Set down each entry from the block beneath, exactly as written.

> **Dataset**

※

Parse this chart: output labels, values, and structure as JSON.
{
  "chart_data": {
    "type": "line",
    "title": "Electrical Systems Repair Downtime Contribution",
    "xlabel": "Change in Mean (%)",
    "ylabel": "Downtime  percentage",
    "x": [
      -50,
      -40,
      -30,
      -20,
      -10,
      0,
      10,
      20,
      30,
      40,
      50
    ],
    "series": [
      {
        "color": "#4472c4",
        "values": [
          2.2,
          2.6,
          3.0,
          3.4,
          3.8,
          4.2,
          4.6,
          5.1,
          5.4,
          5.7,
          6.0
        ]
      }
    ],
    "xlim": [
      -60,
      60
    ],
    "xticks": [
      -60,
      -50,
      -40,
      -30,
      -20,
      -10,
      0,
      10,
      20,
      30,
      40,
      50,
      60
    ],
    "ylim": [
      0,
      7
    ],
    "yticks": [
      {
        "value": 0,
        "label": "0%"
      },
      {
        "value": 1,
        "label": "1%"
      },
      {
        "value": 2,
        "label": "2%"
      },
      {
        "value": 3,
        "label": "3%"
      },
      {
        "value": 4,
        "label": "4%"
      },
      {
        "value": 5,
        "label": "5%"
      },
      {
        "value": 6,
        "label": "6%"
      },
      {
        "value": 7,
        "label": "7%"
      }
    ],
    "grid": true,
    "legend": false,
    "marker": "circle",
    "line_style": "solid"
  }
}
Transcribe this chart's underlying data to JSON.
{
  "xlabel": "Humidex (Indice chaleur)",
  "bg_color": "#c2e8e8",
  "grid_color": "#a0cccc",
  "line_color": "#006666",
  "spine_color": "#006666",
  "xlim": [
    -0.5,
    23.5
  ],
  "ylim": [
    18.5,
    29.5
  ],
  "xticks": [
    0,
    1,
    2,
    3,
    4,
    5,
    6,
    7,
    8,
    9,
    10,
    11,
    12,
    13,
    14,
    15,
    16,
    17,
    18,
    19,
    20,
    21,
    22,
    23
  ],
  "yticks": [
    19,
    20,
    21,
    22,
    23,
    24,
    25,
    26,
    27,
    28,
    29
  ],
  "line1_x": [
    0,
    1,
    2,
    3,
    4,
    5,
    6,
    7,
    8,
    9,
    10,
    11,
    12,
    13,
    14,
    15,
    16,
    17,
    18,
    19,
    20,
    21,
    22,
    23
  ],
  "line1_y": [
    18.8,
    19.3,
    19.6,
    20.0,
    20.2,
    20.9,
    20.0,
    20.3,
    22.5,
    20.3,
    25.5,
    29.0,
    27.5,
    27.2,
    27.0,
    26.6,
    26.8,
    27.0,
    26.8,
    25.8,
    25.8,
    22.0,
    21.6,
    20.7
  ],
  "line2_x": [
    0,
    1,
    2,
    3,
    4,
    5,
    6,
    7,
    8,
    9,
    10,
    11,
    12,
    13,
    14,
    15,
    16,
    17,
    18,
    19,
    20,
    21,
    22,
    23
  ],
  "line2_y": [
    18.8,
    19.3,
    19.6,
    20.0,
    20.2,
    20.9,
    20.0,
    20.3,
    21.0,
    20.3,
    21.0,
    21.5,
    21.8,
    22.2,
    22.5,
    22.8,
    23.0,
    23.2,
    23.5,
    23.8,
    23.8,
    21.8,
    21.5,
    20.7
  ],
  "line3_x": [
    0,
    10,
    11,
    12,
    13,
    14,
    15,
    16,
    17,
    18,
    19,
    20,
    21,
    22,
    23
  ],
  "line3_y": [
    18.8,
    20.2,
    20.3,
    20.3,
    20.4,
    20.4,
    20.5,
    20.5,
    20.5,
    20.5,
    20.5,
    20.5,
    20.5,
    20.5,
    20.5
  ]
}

※

> **Response to the task**
Parse this chart: output labels, values, and structure as JSON.
{
  "chart_data": {
    "type": "line",
    "title": "Electrical Systems Repair Downtime Contribution",
    "xlabel": "Change in Mean (%)",
    "ylabel": "Downtime  percentage",
    "x": [
      -50,
      -40,
      -30,
      -20,
      -10,
      0,
      10,
      20,
      30,
      40,
      50
    ],
    "series": [
      {
        "color": "#4472c4",
        "values": [
          2.2,
          2.6,
          3.0,
          3.4,
          3.8,
          4.2,
          4.6,
          5.1,
          5.4,
          5.7,
          6.0
        ]
      }
    ],
    "xlim": [
      -60,
      60
    ],
    "xticks": [
      -60,
      -50,
      -40,
      -30,
      -20,
      -10,
      0,
      10,
      20,
      30,
      40,
      50,
      60
    ],
    "ylim": [
      0,
      7
    ],
    "yticks": [
      {
        "value": 0,
        "label": "0%"
      },
      {
        "value": 1,
        "label": "1%"
      },
      {
        "value": 2,
        "label": "2%"
      },
      {
        "value": 3,
        "label": "3%"
      },
      {
        "value": 4,
        "label": "4%"
      },
      {
        "value": 5,
        "label": "5%"
      },
      {
        "value": 6,
        "label": "6%"
      },
      {
        "value": 7,
        "label": "7%"
      }
    ],
    "grid": true,
    "legend": false,
    "marker": "circle",
    "line_style": "solid"
  }
}
Transcribe this chart's underlying data to JSON.
{
  "xlabel": "Humidex (Indice chaleur)",
  "bg_color": "#c2e8e8",
  "grid_color": "#a0cccc",
  "line_color": "#006666",
  "spine_color": "#006666",
  "xlim": [
    -0.5,
    23.5
  ],
  "ylim": [
    18.5,
    29.5
  ],
  "xticks": [
    0,
    1,
    2,
    3,
    4,
    5,
    6,
    7,
    8,
    9,
    10,
    11,
    12,
    13,
    14,
    15,
    16,
    17,
    18,
    19,
    20,
    21,
    22,
    23
  ],
  "yticks": [
    19,
    20,
    21,
    22,
    23,
    24,
    25,
    26,
    27,
    28,
    29
  ],
  "line1_x": [
    0,
    1,
    2,
    3,
    4,
    5,
    6,
    7,
    8,
    9,
    10,
    11,
    12,
    13,
    14,
    15,
    16,
    17,
    18,
    19,
    20,
    21,
    22,
    23
  ],
  "line1_y": [
    18.8,
    19.3,
    19.6,
    20.0,
    20.2,
    20.9,
    20.0,
    20.3,
    22.5,
    20.3,
    25.5,
    29.0,
    27.5,
    27.2,
    27.0,
    26.6,
    26.8,
    27.0,
    26.8,
    25.8,
    25.8,
    22.0,
    21.6,
    20.7
  ],
  "line2_x": [
    0,
    1,
    2,
    3,
    4,
    5,
    6,
    7,
    8,
    9,
    10,
    11,
    12,
    13,
    14,
    15,
    16,
    17,
    18,
    19,
    20,
    21,
    22,
    23
  ],
  "line2_y": [
    18.8,
    19.3,
    19.6,
    20.0,
    20.2,
    20.9,
    20.0,
    20.3,
    21.0,
    20.3,
    21.0,
    21.5,
    21.8,
    22.2,
    22.5,
    22.8,
    23.0,
    23.2,
    23.5,
    23.8,
    23.8,
    21.8,
    21.5,
    20.7
  ],
  "line3_x": [
    0,
    10,
    11,
    12,
    13,
    14,
    15,
    16,
    17,
    18,
    19,
    20,
    21,
    22,
    23
  ],
  "line3_y": [
    18.8,
    20.2,
    20.3,
    20.3,
    20.4,
    20.4,
    20.5,
    20.5,
    20.5,
    20.5,
    20.5,
    20.5,
    20.5,
    20.5,
    20.5
  ]
}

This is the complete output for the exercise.